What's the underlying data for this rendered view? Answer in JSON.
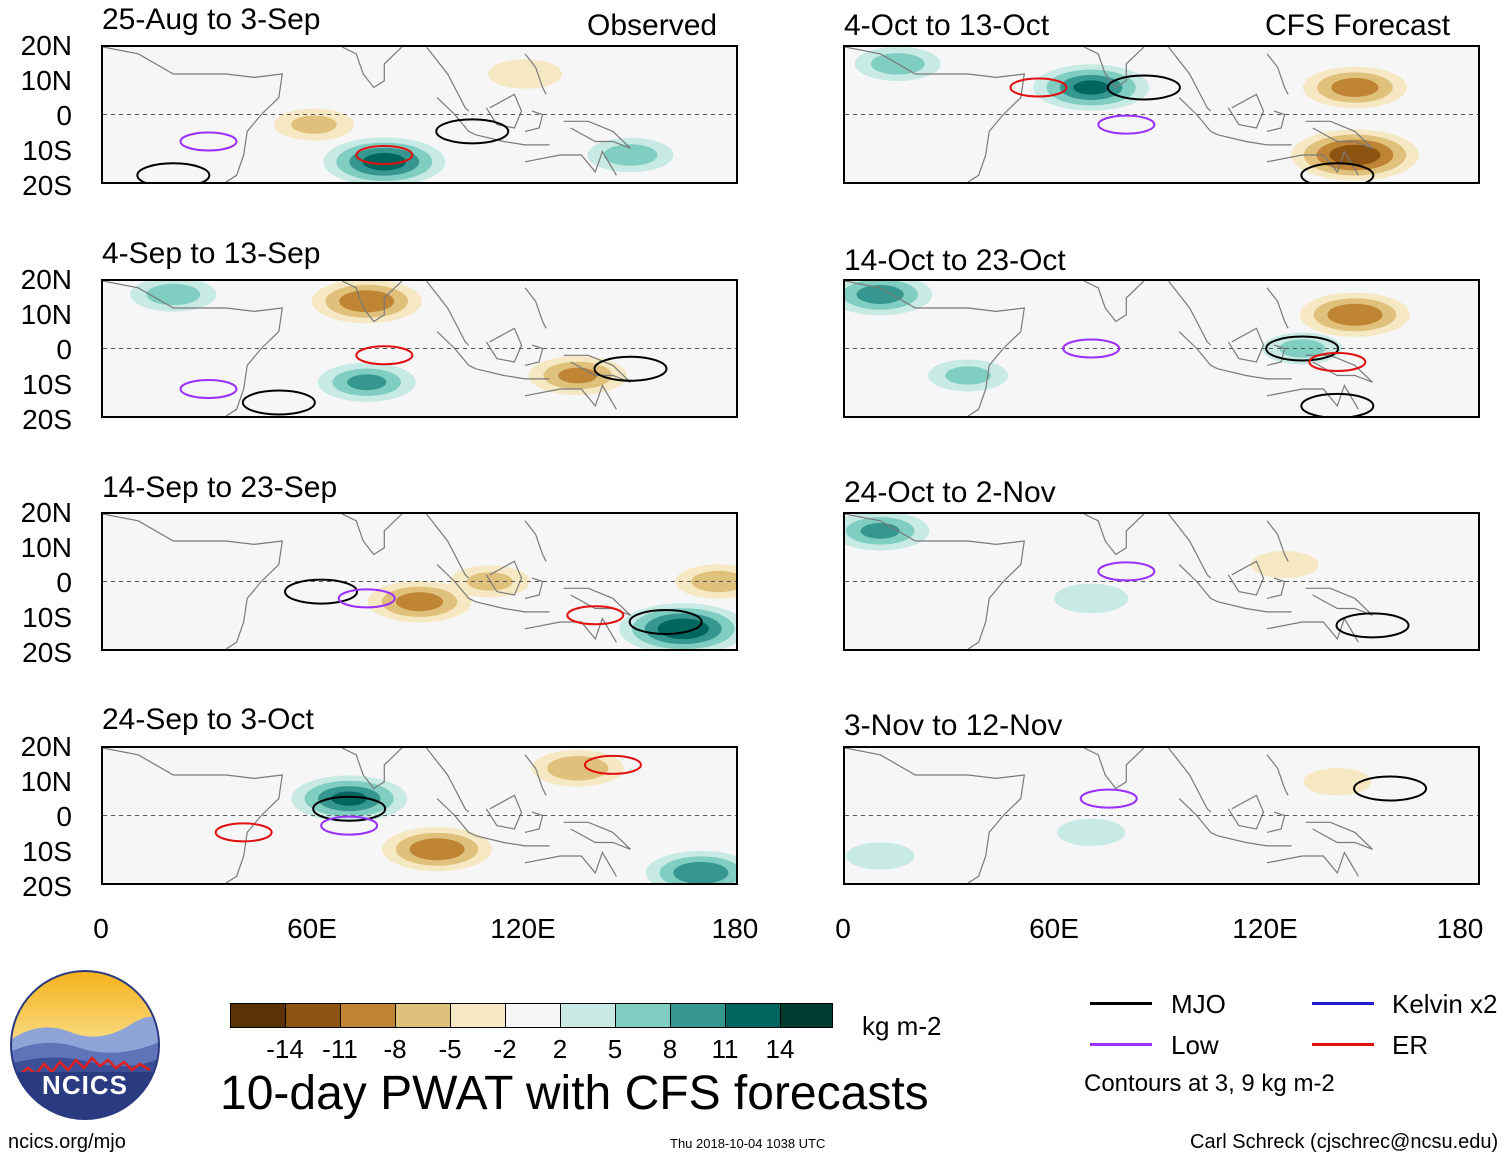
{
  "headers": {
    "left": "Observed",
    "right": "CFS Forecast"
  },
  "panels": [
    {
      "title": "25-Aug to 3-Sep"
    },
    {
      "title": "4-Sep to 13-Sep"
    },
    {
      "title": "14-Sep to 23-Sep"
    },
    {
      "title": "24-Sep to 3-Oct"
    },
    {
      "title": "4-Oct to 13-Oct"
    },
    {
      "title": "14-Oct to 23-Oct"
    },
    {
      "title": "24-Oct to 2-Nov"
    },
    {
      "title": "3-Nov to 12-Nov"
    }
  ],
  "lat_labels": [
    "20N",
    "10N",
    "0",
    "10S",
    "20S"
  ],
  "lon_labels": [
    "0",
    "60E",
    "120E",
    "180"
  ],
  "colorbar": {
    "ticks": [
      "-14",
      "-11",
      "-8",
      "-5",
      "-2",
      "2",
      "5",
      "8",
      "11",
      "14"
    ],
    "colors": [
      "#5a3206",
      "#8c5410",
      "#bf8434",
      "#dfc17c",
      "#f6e8c3",
      "#f6f6f6",
      "#c7eae5",
      "#80cdc1",
      "#35978f",
      "#01665e",
      "#003c30"
    ],
    "unit": "kg m-2"
  },
  "legend": {
    "items": [
      {
        "label": "MJO",
        "color": "#000000"
      },
      {
        "label": "Kelvin x2",
        "color": "#1f1fd0"
      },
      {
        "label": "Low",
        "color": "#9b30ff"
      },
      {
        "label": "ER",
        "color": "#e01010"
      }
    ],
    "note": "Contours at 3, 9 kg m-2"
  },
  "logo": {
    "text": "NCICS"
  },
  "main_title": "10-day PWAT with CFS forecasts",
  "footer": {
    "url": "ncics.org/mjo",
    "timestamp": "Thu 2018-10-04 1038 UTC",
    "credit": "Carl Schreck (cjschrec@ncsu.edu)"
  },
  "chart_data": {
    "type": "heatmap",
    "title": "10-day PWAT with CFS forecasts",
    "variable": "PWAT anomaly (kg m-2)",
    "lon_range": [
      0,
      180
    ],
    "lat_range": [
      -20,
      20
    ],
    "xticks": [
      "0",
      "60E",
      "120E",
      "180"
    ],
    "yticks": [
      "20N",
      "10N",
      "0",
      "10S",
      "20S"
    ],
    "contour_levels": [
      3,
      9
    ],
    "panels": [
      {
        "period": "25-Aug to 3-Sep",
        "source": "Observed",
        "anomalies": [
          {
            "lon": 80,
            "lat": -14,
            "value": 12
          },
          {
            "lon": 150,
            "lat": -12,
            "value": 6
          },
          {
            "lon": 120,
            "lat": 12,
            "value": -4
          },
          {
            "lon": 60,
            "lat": -3,
            "value": -5
          }
        ],
        "waves": [
          {
            "type": "MJO",
            "lon": 105,
            "lat": -5
          },
          {
            "type": "MJO",
            "lon": 20,
            "lat": -18
          },
          {
            "type": "ER",
            "lon": 80,
            "lat": -12
          },
          {
            "type": "Low",
            "lon": 30,
            "lat": -8
          }
        ]
      },
      {
        "period": "4-Sep to 13-Sep",
        "source": "Observed",
        "anomalies": [
          {
            "lon": 75,
            "lat": 14,
            "value": -10
          },
          {
            "lon": 75,
            "lat": -10,
            "value": 8
          },
          {
            "lon": 135,
            "lat": -8,
            "value": -8
          },
          {
            "lon": 20,
            "lat": 16,
            "value": 6
          }
        ],
        "waves": [
          {
            "type": "MJO",
            "lon": 50,
            "lat": -16
          },
          {
            "type": "MJO",
            "lon": 150,
            "lat": -6
          },
          {
            "type": "ER",
            "lon": 80,
            "lat": -2
          },
          {
            "type": "Low",
            "lon": 30,
            "lat": -12
          }
        ]
      },
      {
        "period": "14-Sep to 23-Sep",
        "source": "Observed",
        "anomalies": [
          {
            "lon": 165,
            "lat": -14,
            "value": 13
          },
          {
            "lon": 90,
            "lat": -6,
            "value": -9
          },
          {
            "lon": 175,
            "lat": 0,
            "value": -6
          },
          {
            "lon": 110,
            "lat": 0,
            "value": -5
          }
        ],
        "waves": [
          {
            "type": "MJO",
            "lon": 160,
            "lat": -12
          },
          {
            "type": "MJO",
            "lon": 62,
            "lat": -3
          },
          {
            "type": "ER",
            "lon": 140,
            "lat": -10
          },
          {
            "type": "Low",
            "lon": 75,
            "lat": -5
          }
        ]
      },
      {
        "period": "24-Sep to 3-Oct",
        "source": "Observed",
        "anomalies": [
          {
            "lon": 70,
            "lat": 5,
            "value": 11
          },
          {
            "lon": 95,
            "lat": -10,
            "value": -10
          },
          {
            "lon": 135,
            "lat": 14,
            "value": -7
          },
          {
            "lon": 170,
            "lat": -17,
            "value": 10
          }
        ],
        "waves": [
          {
            "type": "MJO",
            "lon": 70,
            "lat": 2
          },
          {
            "type": "ER",
            "lon": 145,
            "lat": 15
          },
          {
            "type": "Low",
            "lon": 70,
            "lat": -3
          },
          {
            "type": "ER",
            "lon": 40,
            "lat": -5
          }
        ]
      },
      {
        "period": "4-Oct to 13-Oct",
        "source": "CFS Forecast",
        "anomalies": [
          {
            "lon": 145,
            "lat": -12,
            "value": -13
          },
          {
            "lon": 145,
            "lat": 8,
            "value": -9
          },
          {
            "lon": 70,
            "lat": 8,
            "value": 11
          },
          {
            "lon": 15,
            "lat": 15,
            "value": 6
          }
        ],
        "waves": [
          {
            "type": "MJO",
            "lon": 85,
            "lat": 8
          },
          {
            "type": "ER",
            "lon": 55,
            "lat": 8
          },
          {
            "type": "Low",
            "lon": 80,
            "lat": -3
          },
          {
            "type": "MJO",
            "lon": 140,
            "lat": -18
          }
        ]
      },
      {
        "period": "14-Oct to 23-Oct",
        "source": "CFS Forecast",
        "anomalies": [
          {
            "lon": 145,
            "lat": 10,
            "value": -10
          },
          {
            "lon": 10,
            "lat": 16,
            "value": 9
          },
          {
            "lon": 35,
            "lat": -8,
            "value": 5
          },
          {
            "lon": 130,
            "lat": 0,
            "value": 5
          }
        ],
        "waves": [
          {
            "type": "MJO",
            "lon": 130,
            "lat": 0
          },
          {
            "type": "ER",
            "lon": 140,
            "lat": -4
          },
          {
            "type": "Low",
            "lon": 70,
            "lat": 0
          },
          {
            "type": "MJO",
            "lon": 140,
            "lat": -17
          }
        ]
      },
      {
        "period": "24-Oct to 2-Nov",
        "source": "CFS Forecast",
        "anomalies": [
          {
            "lon": 10,
            "lat": 15,
            "value": 8
          },
          {
            "lon": 70,
            "lat": -5,
            "value": 4
          },
          {
            "lon": 125,
            "lat": 5,
            "value": -3
          }
        ],
        "waves": [
          {
            "type": "Low",
            "lon": 80,
            "lat": 3
          },
          {
            "type": "MJO",
            "lon": 150,
            "lat": -13
          }
        ]
      },
      {
        "period": "3-Nov to 12-Nov",
        "source": "CFS Forecast",
        "anomalies": [
          {
            "lon": 140,
            "lat": 10,
            "value": -3
          },
          {
            "lon": 10,
            "lat": -12,
            "value": 3
          },
          {
            "lon": 70,
            "lat": -5,
            "value": 3
          }
        ],
        "waves": [
          {
            "type": "MJO",
            "lon": 155,
            "lat": 8
          },
          {
            "type": "Low",
            "lon": 75,
            "lat": 5
          }
        ]
      }
    ]
  }
}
━━━━━━━━
» Request: Using the data above, print every line exactly, omitting pictures.

» Full solution:
What's the underlying data for this rendered view? Answer in JSON.
{
  "headers": {
    "left": "Observed",
    "right": "CFS Forecast"
  },
  "panels": [
    {
      "title": "25-Aug to 3-Sep"
    },
    {
      "title": "4-Sep to 13-Sep"
    },
    {
      "title": "14-Sep to 23-Sep"
    },
    {
      "title": "24-Sep to 3-Oct"
    },
    {
      "title": "4-Oct to 13-Oct"
    },
    {
      "title": "14-Oct to 23-Oct"
    },
    {
      "title": "24-Oct to 2-Nov"
    },
    {
      "title": "3-Nov to 12-Nov"
    }
  ],
  "lat_labels": [
    "20N",
    "10N",
    "0",
    "10S",
    "20S"
  ],
  "lon_labels": [
    "0",
    "60E",
    "120E",
    "180"
  ],
  "colorbar": {
    "ticks": [
      "-14",
      "-11",
      "-8",
      "-5",
      "-2",
      "2",
      "5",
      "8",
      "11",
      "14"
    ],
    "colors": [
      "#5a3206",
      "#8c5410",
      "#bf8434",
      "#dfc17c",
      "#f6e8c3",
      "#f6f6f6",
      "#c7eae5",
      "#80cdc1",
      "#35978f",
      "#01665e",
      "#003c30"
    ],
    "unit": "kg m-2"
  },
  "legend": {
    "items": [
      {
        "label": "MJO",
        "color": "#000000"
      },
      {
        "label": "Kelvin x2",
        "color": "#1f1fd0"
      },
      {
        "label": "Low",
        "color": "#9b30ff"
      },
      {
        "label": "ER",
        "color": "#e01010"
      }
    ],
    "note": "Contours at 3, 9 kg m-2"
  },
  "logo": {
    "text": "NCICS"
  },
  "main_title": "10-day PWAT with CFS forecasts",
  "footer": {
    "url": "ncics.org/mjo",
    "timestamp": "Thu 2018-10-04 1038 UTC",
    "credit": "Carl Schreck (cjschrec@ncsu.edu)"
  },
  "chart_data": {
    "type": "heatmap",
    "title": "10-day PWAT with CFS forecasts",
    "variable": "PWAT anomaly (kg m-2)",
    "lon_range": [
      0,
      180
    ],
    "lat_range": [
      -20,
      20
    ],
    "xticks": [
      "0",
      "60E",
      "120E",
      "180"
    ],
    "yticks": [
      "20N",
      "10N",
      "0",
      "10S",
      "20S"
    ],
    "contour_levels": [
      3,
      9
    ],
    "panels": [
      {
        "period": "25-Aug to 3-Sep",
        "source": "Observed",
        "anomalies": [
          {
            "lon": 80,
            "lat": -14,
            "value": 12
          },
          {
            "lon": 150,
            "lat": -12,
            "value": 6
          },
          {
            "lon": 120,
            "lat": 12,
            "value": -4
          },
          {
            "lon": 60,
            "lat": -3,
            "value": -5
          }
        ],
        "waves": [
          {
            "type": "MJO",
            "lon": 105,
            "lat": -5
          },
          {
            "type": "MJO",
            "lon": 20,
            "lat": -18
          },
          {
            "type": "ER",
            "lon": 80,
            "lat": -12
          },
          {
            "type": "Low",
            "lon": 30,
            "lat": -8
          }
        ]
      },
      {
        "period": "4-Sep to 13-Sep",
        "source": "Observed",
        "anomalies": [
          {
            "lon": 75,
            "lat": 14,
            "value": -10
          },
          {
            "lon": 75,
            "lat": -10,
            "value": 8
          },
          {
            "lon": 135,
            "lat": -8,
            "value": -8
          },
          {
            "lon": 20,
            "lat": 16,
            "value": 6
          }
        ],
        "waves": [
          {
            "type": "MJO",
            "lon": 50,
            "lat": -16
          },
          {
            "type": "MJO",
            "lon": 150,
            "lat": -6
          },
          {
            "type": "ER",
            "lon": 80,
            "lat": -2
          },
          {
            "type": "Low",
            "lon": 30,
            "lat": -12
          }
        ]
      },
      {
        "period": "14-Sep to 23-Sep",
        "source": "Observed",
        "anomalies": [
          {
            "lon": 165,
            "lat": -14,
            "value": 13
          },
          {
            "lon": 90,
            "lat": -6,
            "value": -9
          },
          {
            "lon": 175,
            "lat": 0,
            "value": -6
          },
          {
            "lon": 110,
            "lat": 0,
            "value": -5
          }
        ],
        "waves": [
          {
            "type": "MJO",
            "lon": 160,
            "lat": -12
          },
          {
            "type": "MJO",
            "lon": 62,
            "lat": -3
          },
          {
            "type": "ER",
            "lon": 140,
            "lat": -10
          },
          {
            "type": "Low",
            "lon": 75,
            "lat": -5
          }
        ]
      },
      {
        "period": "24-Sep to 3-Oct",
        "source": "Observed",
        "anomalies": [
          {
            "lon": 70,
            "lat": 5,
            "value": 11
          },
          {
            "lon": 95,
            "lat": -10,
            "value": -10
          },
          {
            "lon": 135,
            "lat": 14,
            "value": -7
          },
          {
            "lon": 170,
            "lat": -17,
            "value": 10
          }
        ],
        "waves": [
          {
            "type": "MJO",
            "lon": 70,
            "lat": 2
          },
          {
            "type": "ER",
            "lon": 145,
            "lat": 15
          },
          {
            "type": "Low",
            "lon": 70,
            "lat": -3
          },
          {
            "type": "ER",
            "lon": 40,
            "lat": -5
          }
        ]
      },
      {
        "period": "4-Oct to 13-Oct",
        "source": "CFS Forecast",
        "anomalies": [
          {
            "lon": 145,
            "lat": -12,
            "value": -13
          },
          {
            "lon": 145,
            "lat": 8,
            "value": -9
          },
          {
            "lon": 70,
            "lat": 8,
            "value": 11
          },
          {
            "lon": 15,
            "lat": 15,
            "value": 6
          }
        ],
        "waves": [
          {
            "type": "MJO",
            "lon": 85,
            "lat": 8
          },
          {
            "type": "ER",
            "lon": 55,
            "lat": 8
          },
          {
            "type": "Low",
            "lon": 80,
            "lat": -3
          },
          {
            "type": "MJO",
            "lon": 140,
            "lat": -18
          }
        ]
      },
      {
        "period": "14-Oct to 23-Oct",
        "source": "CFS Forecast",
        "anomalies": [
          {
            "lon": 145,
            "lat": 10,
            "value": -10
          },
          {
            "lon": 10,
            "lat": 16,
            "value": 9
          },
          {
            "lon": 35,
            "lat": -8,
            "value": 5
          },
          {
            "lon": 130,
            "lat": 0,
            "value": 5
          }
        ],
        "waves": [
          {
            "type": "MJO",
            "lon": 130,
            "lat": 0
          },
          {
            "type": "ER",
            "lon": 140,
            "lat": -4
          },
          {
            "type": "Low",
            "lon": 70,
            "lat": 0
          },
          {
            "type": "MJO",
            "lon": 140,
            "lat": -17
          }
        ]
      },
      {
        "period": "24-Oct to 2-Nov",
        "source": "CFS Forecast",
        "anomalies": [
          {
            "lon": 10,
            "lat": 15,
            "value": 8
          },
          {
            "lon": 70,
            "lat": -5,
            "value": 4
          },
          {
            "lon": 125,
            "lat": 5,
            "value": -3
          }
        ],
        "waves": [
          {
            "type": "Low",
            "lon": 80,
            "lat": 3
          },
          {
            "type": "MJO",
            "lon": 150,
            "lat": -13
          }
        ]
      },
      {
        "period": "3-Nov to 12-Nov",
        "source": "CFS Forecast",
        "anomalies": [
          {
            "lon": 140,
            "lat": 10,
            "value": -3
          },
          {
            "lon": 10,
            "lat": -12,
            "value": 3
          },
          {
            "lon": 70,
            "lat": -5,
            "value": 3
          }
        ],
        "waves": [
          {
            "type": "MJO",
            "lon": 155,
            "lat": 8
          },
          {
            "type": "Low",
            "lon": 75,
            "lat": 5
          }
        ]
      }
    ]
  }
}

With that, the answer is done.